(Some records)
+-------+

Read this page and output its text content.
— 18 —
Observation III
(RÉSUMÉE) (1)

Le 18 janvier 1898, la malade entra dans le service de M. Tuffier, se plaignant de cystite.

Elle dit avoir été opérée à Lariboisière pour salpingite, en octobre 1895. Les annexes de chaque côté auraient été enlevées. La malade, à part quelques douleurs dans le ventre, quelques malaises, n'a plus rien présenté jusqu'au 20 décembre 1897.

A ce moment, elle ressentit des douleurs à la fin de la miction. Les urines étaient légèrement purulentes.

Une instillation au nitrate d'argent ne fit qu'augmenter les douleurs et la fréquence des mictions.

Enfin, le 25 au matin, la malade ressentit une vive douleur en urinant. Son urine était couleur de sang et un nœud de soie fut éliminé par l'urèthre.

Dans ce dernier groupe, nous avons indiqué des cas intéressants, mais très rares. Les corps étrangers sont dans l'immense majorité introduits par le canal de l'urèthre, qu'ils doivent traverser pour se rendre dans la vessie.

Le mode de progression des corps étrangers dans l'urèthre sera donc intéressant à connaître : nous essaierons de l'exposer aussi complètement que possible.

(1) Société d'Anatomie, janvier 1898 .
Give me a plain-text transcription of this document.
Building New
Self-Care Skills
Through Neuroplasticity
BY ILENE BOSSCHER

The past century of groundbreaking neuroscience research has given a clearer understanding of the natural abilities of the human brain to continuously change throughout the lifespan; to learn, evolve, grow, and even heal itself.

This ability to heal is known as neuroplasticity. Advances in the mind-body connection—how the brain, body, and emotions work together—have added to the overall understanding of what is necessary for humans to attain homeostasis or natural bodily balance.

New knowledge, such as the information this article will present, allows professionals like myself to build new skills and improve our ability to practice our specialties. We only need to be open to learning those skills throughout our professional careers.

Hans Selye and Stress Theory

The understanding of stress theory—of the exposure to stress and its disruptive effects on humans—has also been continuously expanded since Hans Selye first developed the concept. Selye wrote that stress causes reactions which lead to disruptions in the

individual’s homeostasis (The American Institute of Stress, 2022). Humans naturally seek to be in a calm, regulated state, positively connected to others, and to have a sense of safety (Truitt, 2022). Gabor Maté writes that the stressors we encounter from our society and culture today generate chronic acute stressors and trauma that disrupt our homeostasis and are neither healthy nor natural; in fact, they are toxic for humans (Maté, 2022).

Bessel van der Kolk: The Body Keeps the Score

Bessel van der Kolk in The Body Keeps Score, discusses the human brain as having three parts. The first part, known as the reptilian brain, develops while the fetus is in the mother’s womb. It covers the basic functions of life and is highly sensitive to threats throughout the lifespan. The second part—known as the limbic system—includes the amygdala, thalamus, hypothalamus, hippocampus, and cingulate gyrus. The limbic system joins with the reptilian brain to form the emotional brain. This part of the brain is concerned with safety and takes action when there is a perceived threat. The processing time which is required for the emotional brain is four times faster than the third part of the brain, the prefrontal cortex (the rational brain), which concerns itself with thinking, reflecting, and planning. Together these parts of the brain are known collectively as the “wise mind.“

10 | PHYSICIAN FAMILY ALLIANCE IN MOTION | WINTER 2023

+-------+

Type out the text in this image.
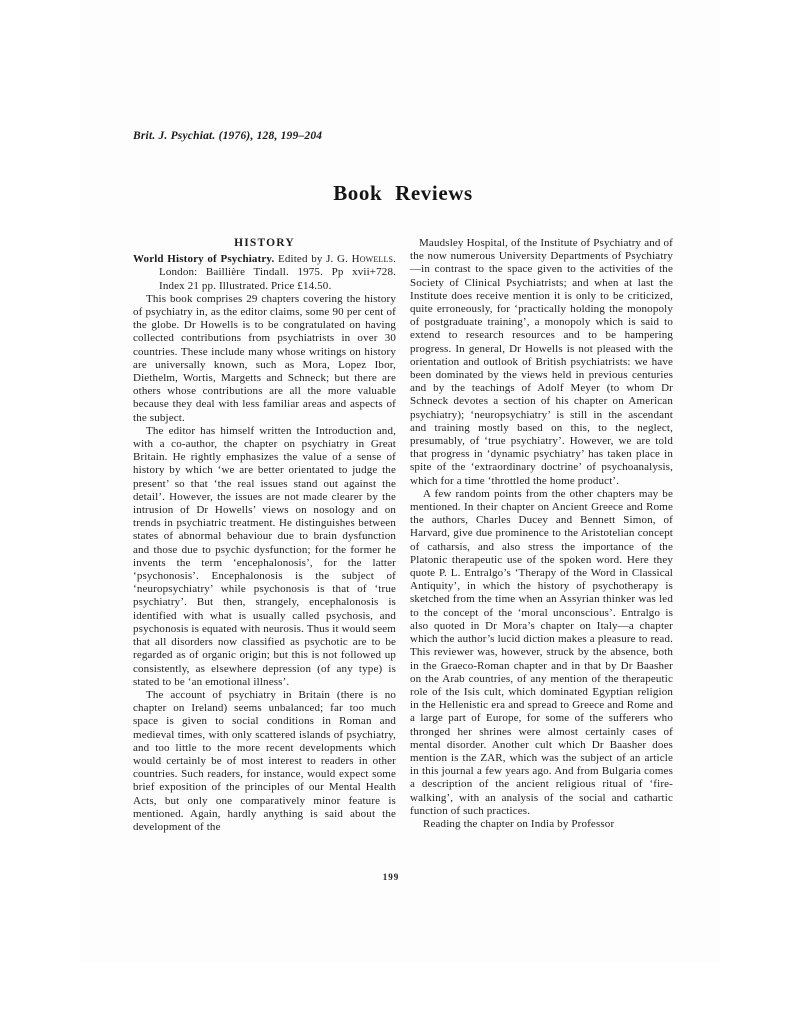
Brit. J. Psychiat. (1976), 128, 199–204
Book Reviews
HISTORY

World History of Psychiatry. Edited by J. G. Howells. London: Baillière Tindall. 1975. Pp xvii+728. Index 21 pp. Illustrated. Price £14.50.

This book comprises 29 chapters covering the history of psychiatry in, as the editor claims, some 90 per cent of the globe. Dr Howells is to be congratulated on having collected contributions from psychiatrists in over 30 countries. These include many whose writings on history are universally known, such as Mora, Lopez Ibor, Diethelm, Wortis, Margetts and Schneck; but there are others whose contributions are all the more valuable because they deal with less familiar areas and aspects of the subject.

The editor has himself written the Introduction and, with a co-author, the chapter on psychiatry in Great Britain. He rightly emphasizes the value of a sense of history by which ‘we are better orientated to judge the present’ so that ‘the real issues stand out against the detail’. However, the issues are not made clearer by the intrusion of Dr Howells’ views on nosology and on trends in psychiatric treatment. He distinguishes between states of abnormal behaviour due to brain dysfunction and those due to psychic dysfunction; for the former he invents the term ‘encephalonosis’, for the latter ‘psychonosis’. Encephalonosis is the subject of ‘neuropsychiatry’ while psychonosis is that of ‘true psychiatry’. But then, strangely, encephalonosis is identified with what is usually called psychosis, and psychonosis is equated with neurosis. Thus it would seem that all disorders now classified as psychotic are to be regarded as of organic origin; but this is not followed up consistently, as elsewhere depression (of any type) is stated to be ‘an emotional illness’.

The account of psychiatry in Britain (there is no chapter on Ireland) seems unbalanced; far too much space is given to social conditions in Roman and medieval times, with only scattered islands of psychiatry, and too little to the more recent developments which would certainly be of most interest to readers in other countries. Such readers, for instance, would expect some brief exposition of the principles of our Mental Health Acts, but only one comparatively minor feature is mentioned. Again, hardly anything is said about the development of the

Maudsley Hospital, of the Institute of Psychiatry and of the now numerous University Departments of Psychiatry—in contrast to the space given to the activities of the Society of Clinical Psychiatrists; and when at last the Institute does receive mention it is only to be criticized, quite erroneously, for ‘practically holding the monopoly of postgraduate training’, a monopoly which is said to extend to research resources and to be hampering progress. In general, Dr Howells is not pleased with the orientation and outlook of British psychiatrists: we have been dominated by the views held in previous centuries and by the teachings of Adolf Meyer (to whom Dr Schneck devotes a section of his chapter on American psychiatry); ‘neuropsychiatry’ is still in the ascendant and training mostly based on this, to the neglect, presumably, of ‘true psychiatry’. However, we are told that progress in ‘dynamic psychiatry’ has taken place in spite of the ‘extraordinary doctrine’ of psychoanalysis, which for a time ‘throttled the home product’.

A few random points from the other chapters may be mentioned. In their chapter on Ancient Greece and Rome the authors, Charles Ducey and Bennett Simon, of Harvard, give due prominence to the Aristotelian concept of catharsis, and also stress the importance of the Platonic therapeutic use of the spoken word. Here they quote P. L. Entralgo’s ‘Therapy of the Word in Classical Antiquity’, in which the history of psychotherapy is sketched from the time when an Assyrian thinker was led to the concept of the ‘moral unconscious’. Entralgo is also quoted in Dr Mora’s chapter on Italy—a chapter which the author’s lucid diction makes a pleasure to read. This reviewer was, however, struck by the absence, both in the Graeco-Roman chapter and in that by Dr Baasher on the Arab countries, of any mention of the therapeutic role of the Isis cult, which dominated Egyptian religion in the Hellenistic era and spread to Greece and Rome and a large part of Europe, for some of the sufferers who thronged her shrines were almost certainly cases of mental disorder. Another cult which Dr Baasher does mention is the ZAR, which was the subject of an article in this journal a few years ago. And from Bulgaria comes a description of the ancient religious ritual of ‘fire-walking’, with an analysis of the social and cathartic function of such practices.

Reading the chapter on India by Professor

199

+-------+

### TASK BRIEF
Copy out every line of the data that includes the word "Selye".

### SOLUTION FOR THIS TASK
Hans Selye and Stress Theory
The understanding of stress theory—of the exposure to stress and its disruptive effects on humans—has also been continuously expanded since Hans Selye first developed the concept. Selye wrote that stress causes reactions which lead to disruptions in the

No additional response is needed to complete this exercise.